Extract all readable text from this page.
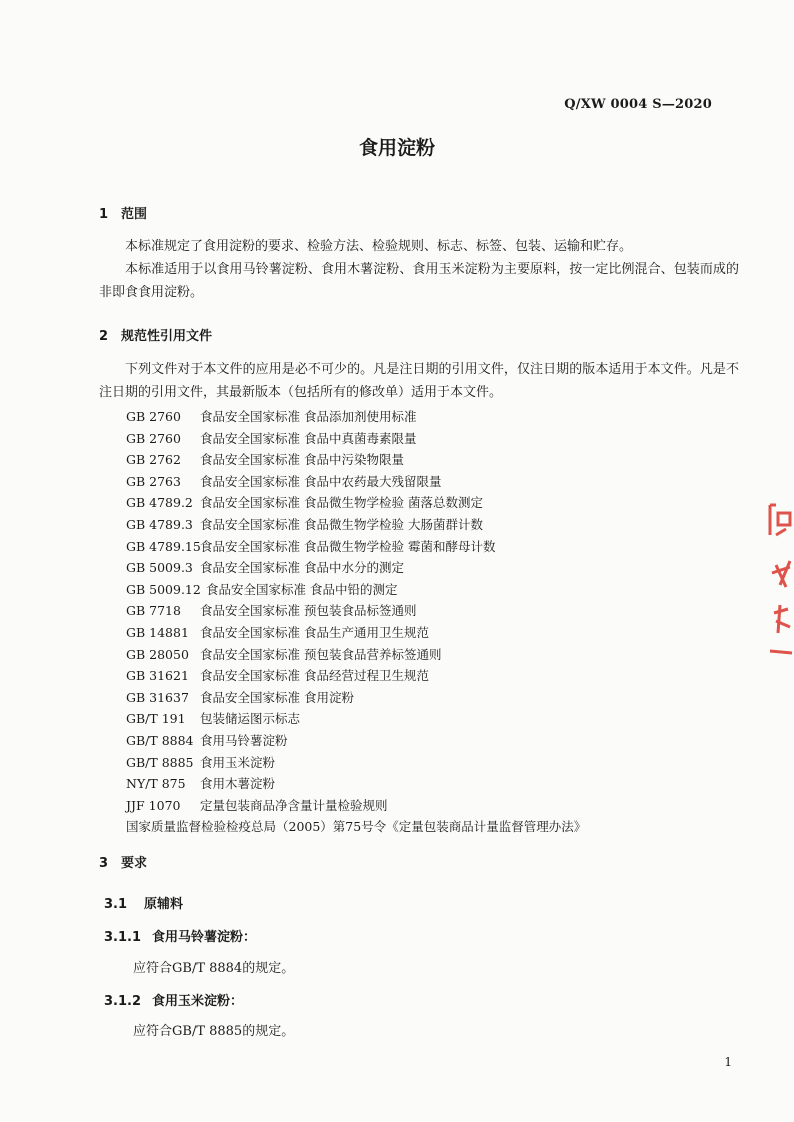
Q/XW 0004 S—2020
食用淀粉
1 范围
本标准规定了食用淀粉的要求、检验方法、检验规则、标志、标签、包装、运输和贮存。
本标准适用于以食用马铃薯淀粉、食用木薯淀粉、食用玉米淀粉为主要原料，按一定比例混合、包装而成的非即食食用淀粉。
2 规范性引用文件
下列文件对于本文件的应用是必不可少的。凡是注日期的引用文件，仅注日期的版本适用于本文件。凡是不注日期的引用文件，其最新版本（包括所有的修改单）适用于本文件。
GB 2760 食品安全国家标准 食品添加剂使用标准
GB 2760 食品安全国家标准 食品中真菌毒素限量
GB 2762 食品安全国家标准 食品中污染物限量
GB 2763 食品安全国家标准 食品中农药最大残留限量
GB 4789.2 食品安全国家标准 食品微生物学检验 菌落总数测定
GB 4789.3 食品安全国家标准 食品微生物学检验 大肠菌群计数
GB 4789.15食品安全国家标准 食品微生物学检验 霉菌和酵母计数
GB 5009.3 食品安全国家标准 食品中水分的测定
GB 5009.12 食品安全国家标准 食品中铅的测定
GB 7718 食品安全国家标准 预包装食品标签通则
GB 14881 食品安全国家标准 食品生产通用卫生规范
GB 28050 食品安全国家标准 预包装食品营养标签通则
GB 31621 食品安全国家标准 食品经营过程卫生规范
GB 31637 食品安全国家标准 食用淀粉
GB/T 191 包装储运图示标志
GB/T 8884 食用马铃薯淀粉
GB/T 8885 食用玉米淀粉
NY/T 875 食用木薯淀粉
JJF 1070 定量包装商品净含量计量检验规则
国家质量监督检验检疫总局（2005）第75号令《定量包装商品计量监督管理办法》
3 要求
3.1 原辅料
3.1.1 食用马铃薯淀粉：
应符合GB/T 8884的规定。
3.1.2 食用玉米淀粉：
应符合GB/T 8885的规定。
1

Work required: Transcribe the listing in full. Omit the pictures and keep every line exact.

Complete response:
Extract all readable text from this page.
Q/XW 0004 S—2020
食用淀粉
1 范围
本标准规定了食用淀粉的要求、检验方法、检验规则、标志、标签、包装、运输和贮存。
本标准适用于以食用马铃薯淀粉、食用木薯淀粉、食用玉米淀粉为主要原料，按一定比例混合、包装而成的非即食食用淀粉。
2 规范性引用文件
下列文件对于本文件的应用是必不可少的。凡是注日期的引用文件，仅注日期的版本适用于本文件。凡是不注日期的引用文件，其最新版本（包括所有的修改单）适用于本文件。
GB 2760 食品安全国家标准 食品添加剂使用标准
GB 2760 食品安全国家标准 食品中真菌毒素限量
GB 2762 食品安全国家标准 食品中污染物限量
GB 2763 食品安全国家标准 食品中农药最大残留限量
GB 4789.2 食品安全国家标准 食品微生物学检验 菌落总数测定
GB 4789.3 食品安全国家标准 食品微生物学检验 大肠菌群计数
GB 4789.15食品安全国家标准 食品微生物学检验 霉菌和酵母计数
GB 5009.3 食品安全国家标准 食品中水分的测定
GB 5009.12 食品安全国家标准 食品中铅的测定
GB 7718 食品安全国家标准 预包装食品标签通则
GB 14881 食品安全国家标准 食品生产通用卫生规范
GB 28050 食品安全国家标准 预包装食品营养标签通则
GB 31621 食品安全国家标准 食品经营过程卫生规范
GB 31637 食品安全国家标准 食用淀粉
GB/T 191 包装储运图示标志
GB/T 8884 食用马铃薯淀粉
GB/T 8885 食用玉米淀粉
NY/T 875 食用木薯淀粉
JJF 1070 定量包装商品净含量计量检验规则
国家质量监督检验检疫总局（2005）第75号令《定量包装商品计量监督管理办法》
3 要求
3.1 原辅料
3.1.1 食用马铃薯淀粉：
应符合GB/T 8884的规定。
3.1.2 食用玉米淀粉：
应符合GB/T 8885的规定。
1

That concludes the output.